Data excerpts:
-- BEGIN --
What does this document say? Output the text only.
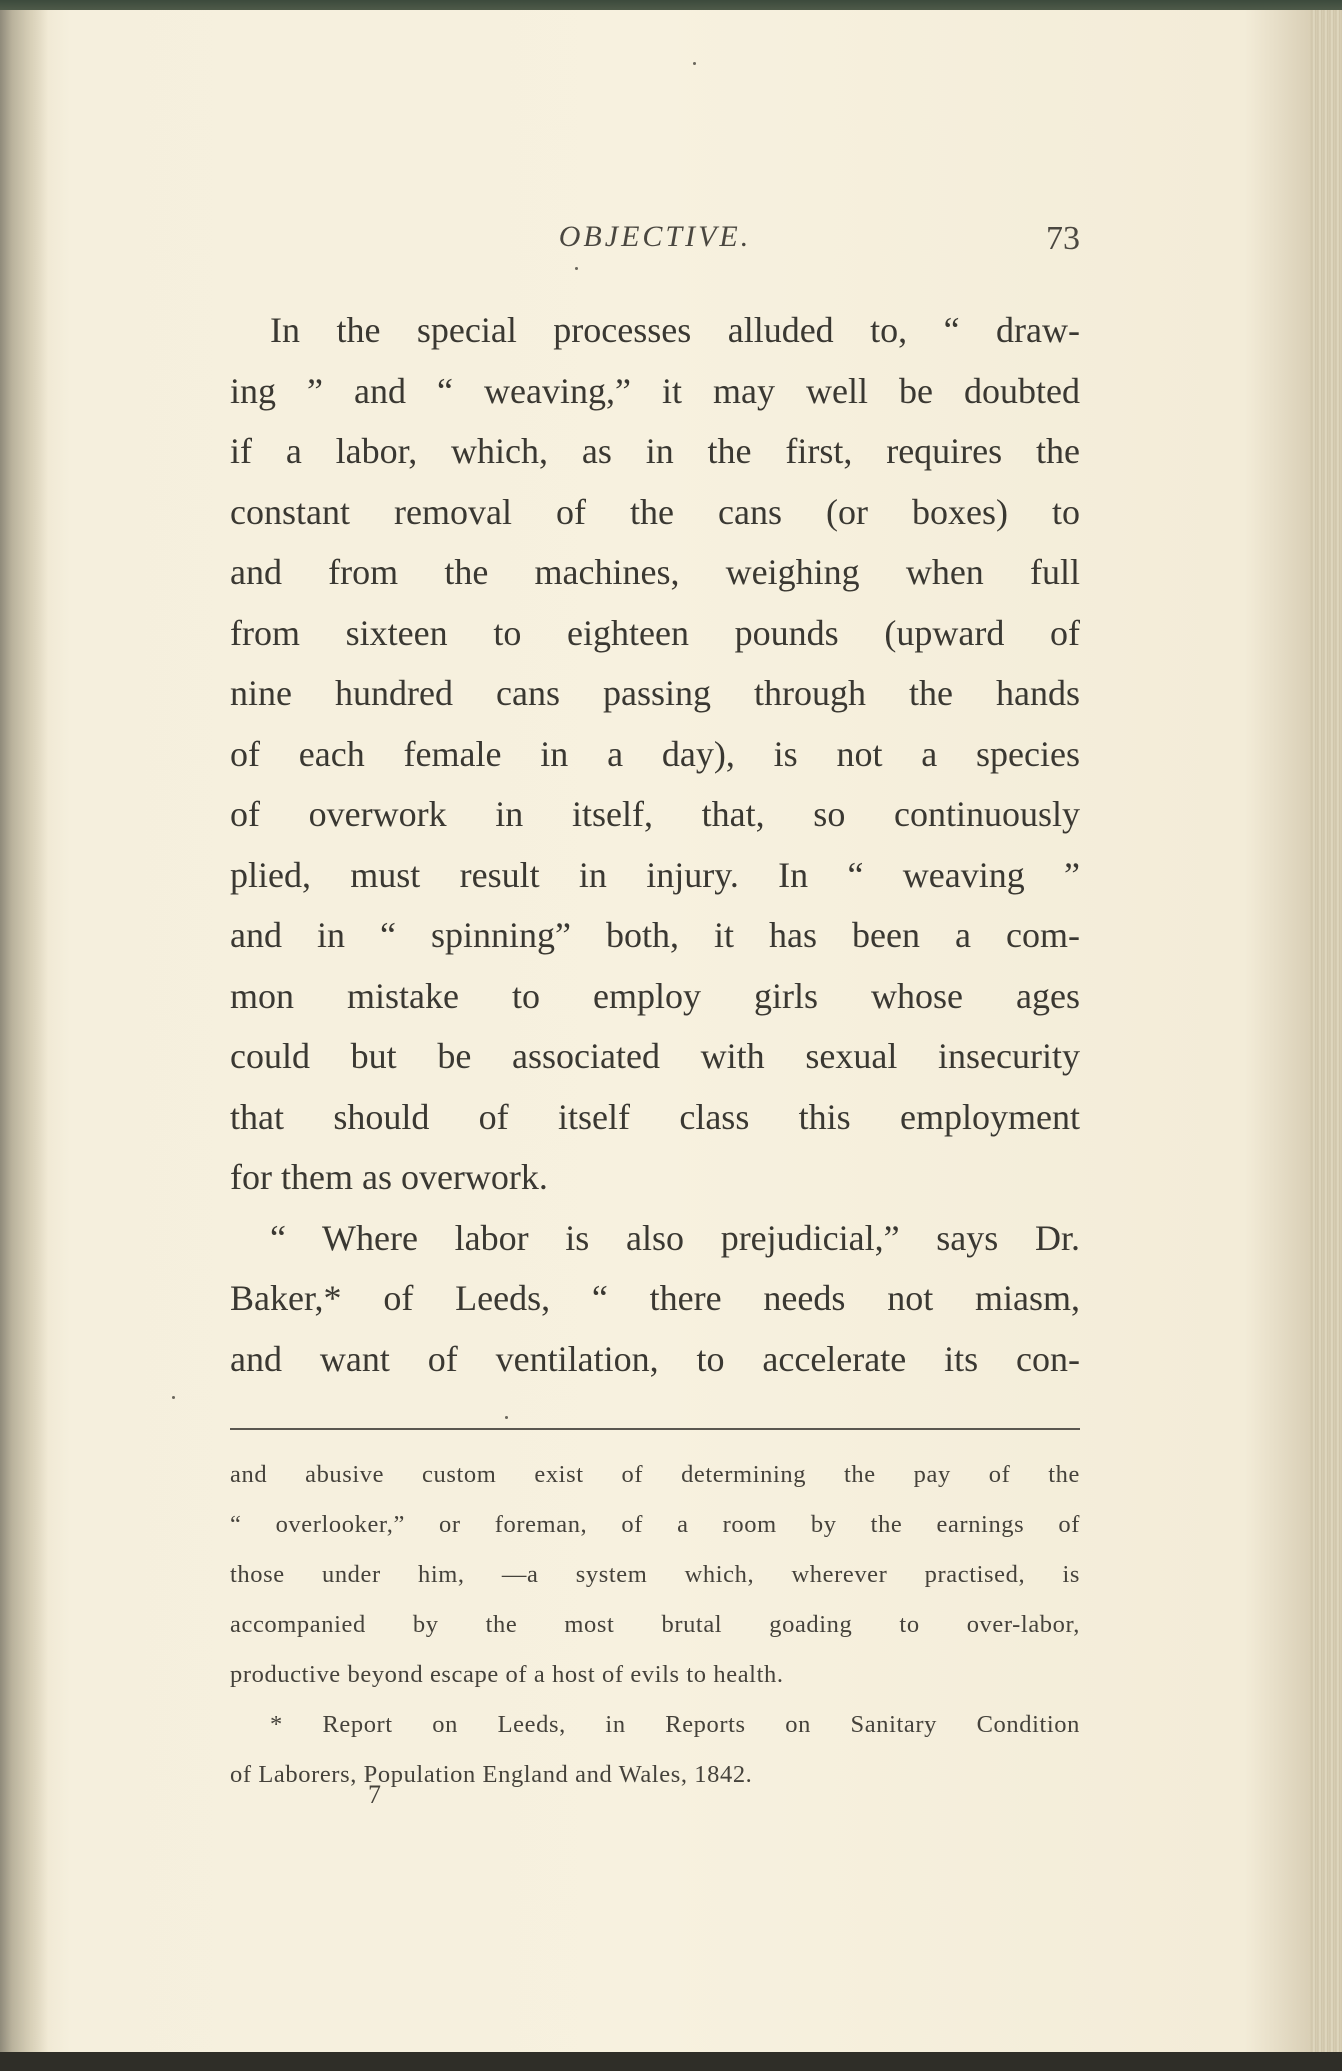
OBJECTIVE.	73
In the special processes alluded to, “ draw-
ing ” and “ weaving,” it may well be doubted
if a labor, which, as in the first, requires the
constant removal of the cans (or boxes) to
and from the machines, weighing when full
from sixteen to eighteen pounds (upward of
nine hundred cans passing through the hands
of each female in a day), is not a species
of overwork in itself, that, so continuously
plied, must result in injury. In “ weaving ”
and in “ spinning” both, it has been a com-
mon mistake to employ girls whose ages
could but be associated with sexual insecurity
that should of itself class this employment
for them as overwork.
“ Where labor is also prejudicial,” says Dr.
Baker,* of Leeds, “ there needs not miasm,
and want of ventilation, to accelerate its con-
and abusive custom exist of determining the pay of the
“ overlooker,” or foreman, of a room by the earnings of
those under him, —a system which, wherever practised, is
accompanied by the most brutal goading to over-labor,
productive beyond escape of a host of evils to health.
* Report on Leeds, in Reports on Sanitary Condition
of Laborers, Population England and Wales, 1842.
7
-- END --
Aim of the exercise: Set down all the entries exactly as they appear, but skip any pictures.

Final result:
What does this document say? Output the text only.
OBJECTIVE.	73
In the special processes alluded to, “ draw-
ing ” and “ weaving,” it may well be doubted
if a labor, which, as in the first, requires the
constant removal of the cans (or boxes) to
and from the machines, weighing when full
from sixteen to eighteen pounds (upward of
nine hundred cans passing through the hands
of each female in a day), is not a species
of overwork in itself, that, so continuously
plied, must result in injury. In “ weaving ”
and in “ spinning” both, it has been a com-
mon mistake to employ girls whose ages
could but be associated with sexual insecurity
that should of itself class this employment
for them as overwork.
“ Where labor is also prejudicial,” says Dr.
Baker,* of Leeds, “ there needs not miasm,
and want of ventilation, to accelerate its con-
and abusive custom exist of determining the pay of the
“ overlooker,” or foreman, of a room by the earnings of
those under him, —a system which, wherever practised, is
accompanied by the most brutal goading to over-labor,
productive beyond escape of a host of evils to health.
* Report on Leeds, in Reports on Sanitary Condition
of Laborers, Population England and Wales, 1842.
7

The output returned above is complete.